**Article**
/---

Not to sound too critical of their paper, but when I was teaching or peer reviewing papers, they would have been sent packing. If this was a professional environment, their next review would not go well either.
TLDR: The effort was doomed from the start since they didn't have enough shooting sessions or replicates planned to cover the issues such that their use of stats is so weak you didn't need to run fancy math. Then, they jump off the rails with their conclusion that their results or methods would apply to anything.
It is one thing to let a few grammatical errors slip past, but it is another to let the paper go while mixing up their units on the most important results of the work.
If they can't be trusted to keep mm and inches straight on the most important graph in the paper, how do you trust them for the rest of the design of experiment or statistical validity work?
The idea of senior design projects is to raise a student to become a scientist/engineer, but then shouldn't the design of the experiment and the testing methods be part of the grade? How many replicates it takes to support the hypothesis becomes the responsibility of the student and the advisors. They cannot print money, but if the paper is missing the main points it is within their scope.
Show me that a two factor test you claim is unique and works, or if the results of the work didn't turn out as predicted show us why and tell us what the next steps should be in an ideal world where you had improved methods or budgets.
In other words, if the idea is to make the grade of Captain, and there isn't enough fuel in the tanks to make it across to the next port, should we even launch the ship? Or, should we stop and teach them you don't run weak test plans and then try to draw conclusions with stats when the idea is they are supposed to know how to design and run testing and when the math is meaningful or just another example of the abuse of statistics.
Notice the Seating Depth dimension shown as (mm) on the contour plot? Those should be inches not mm and it is only the single most important part of the paper. Laymen can spot that mistake, but only scientists can state the effort to use design of experiment and the use of statistics here was very weak for a senior.
They admit some fairly serious issues with their shooting sessions. They mentioned cleaning every 20 rounds but say they culled a significant number of shots due to human errors as well as suspect that bullets tumbled due to copper fouling. There was no real effort to show the windage contribution by analyzing the dimensions? How big is the effect of wind on the shots over the two day session while not using flags?
Can the target data be analyzed to determine the number of shots required to ignore the wind? What would the above plots look like if we added the statistical uncertainty to them?
How about just one side by side of the best and worst part of those plots as evidence that their method yielded anything useful?
Doesn't it make sense to demonstrate that all this effort paid off by showing us a 10 shot group of the 25.9 gr- 0.028 seating depth versus 25.9 gr - 0.010 seating depth?
Not once are there any words at all on the concept of "would these results reflect any bullet/chamber/barrel, or just this one, and why?" and that is a serious experimental planning error if the claim is to demonstrate a useful test method.
If this is a novel paper, should we be able to apply it to the next test? Would we do things the same way or would there be changes? Is there anything in the paper that the forum would use to find the best combination of charge and depth, or is the conclusion in the paper valid?
How does one take this example and use it next? Should this paper propose the improvements to get the test design to be reliable? Or do we just say that charge and depth can be covered by these same procedures the next time?
Here I don't blame the student for not having the budget, but it is where I would fail them for not pointing out how to fix this method for the next time.

\---

**Source data**
/---

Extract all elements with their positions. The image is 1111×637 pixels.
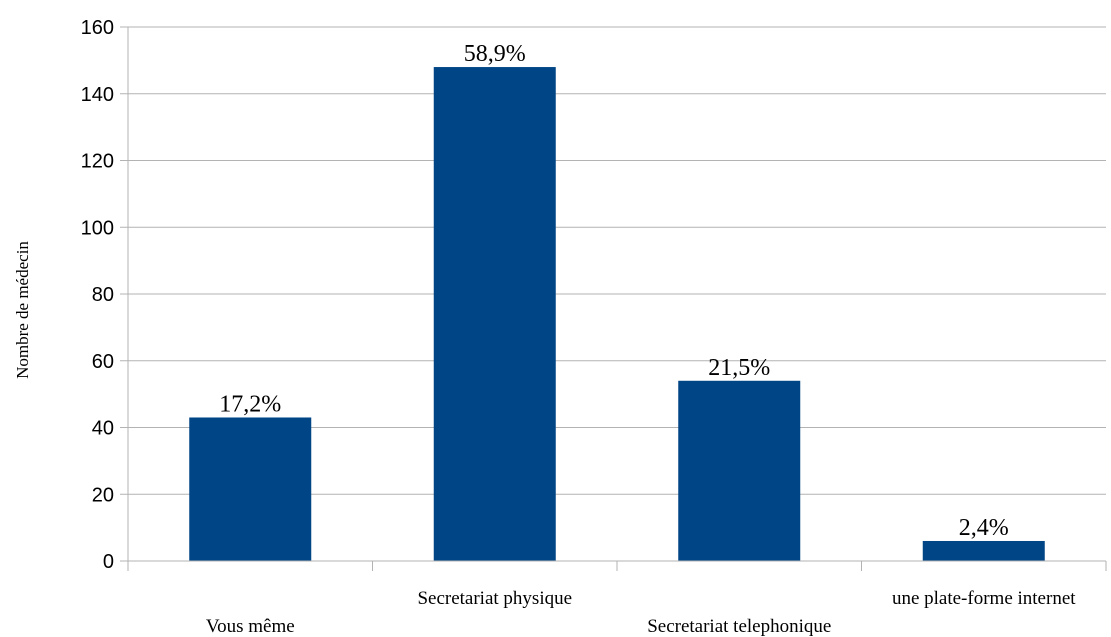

\---

**Challenge A**
From the critique, reproduce the passage between "If they can't" and "within their scope.", inclusive.
**Challenge B**
Does each statement agree with the critique? Answer yes or no for each and quote the words that decide it.
(i) The students cleaned the rifle every 20 rounds.
(ii) The seating depth on the contour plot should be given in millimeters instead of inches.
(iii) The writer blames the student for not having the budget.
**Challenge C**
According to the critique, what did the students suspect made bullets tumble?
The data has nothing to do with the critique.

**Correct answer A**
If they can't be trusted to keep mm and inches straight on the most important graph in the paper, how do you trust them for the rest of the design of experiment or statistical validity work?
The idea of senior design projects is to raise a student to become a scientist/engineer, but then shouldn't the design of the experiment and the testing methods be part of the grade? How many replicates it takes to support the hypothesis becomes the responsibility of the student and the advisors. They cannot print money, but if the paper is missing the main points it is within their scope.

**Correct answer B**
(i) Yes: "They mentioned cleaning every 20 rounds"
(ii) No: "Those should be inches not mm"
(iii) No: "Here I don't blame the student for not having the budget"

**Correct answer C**
Copper fouling.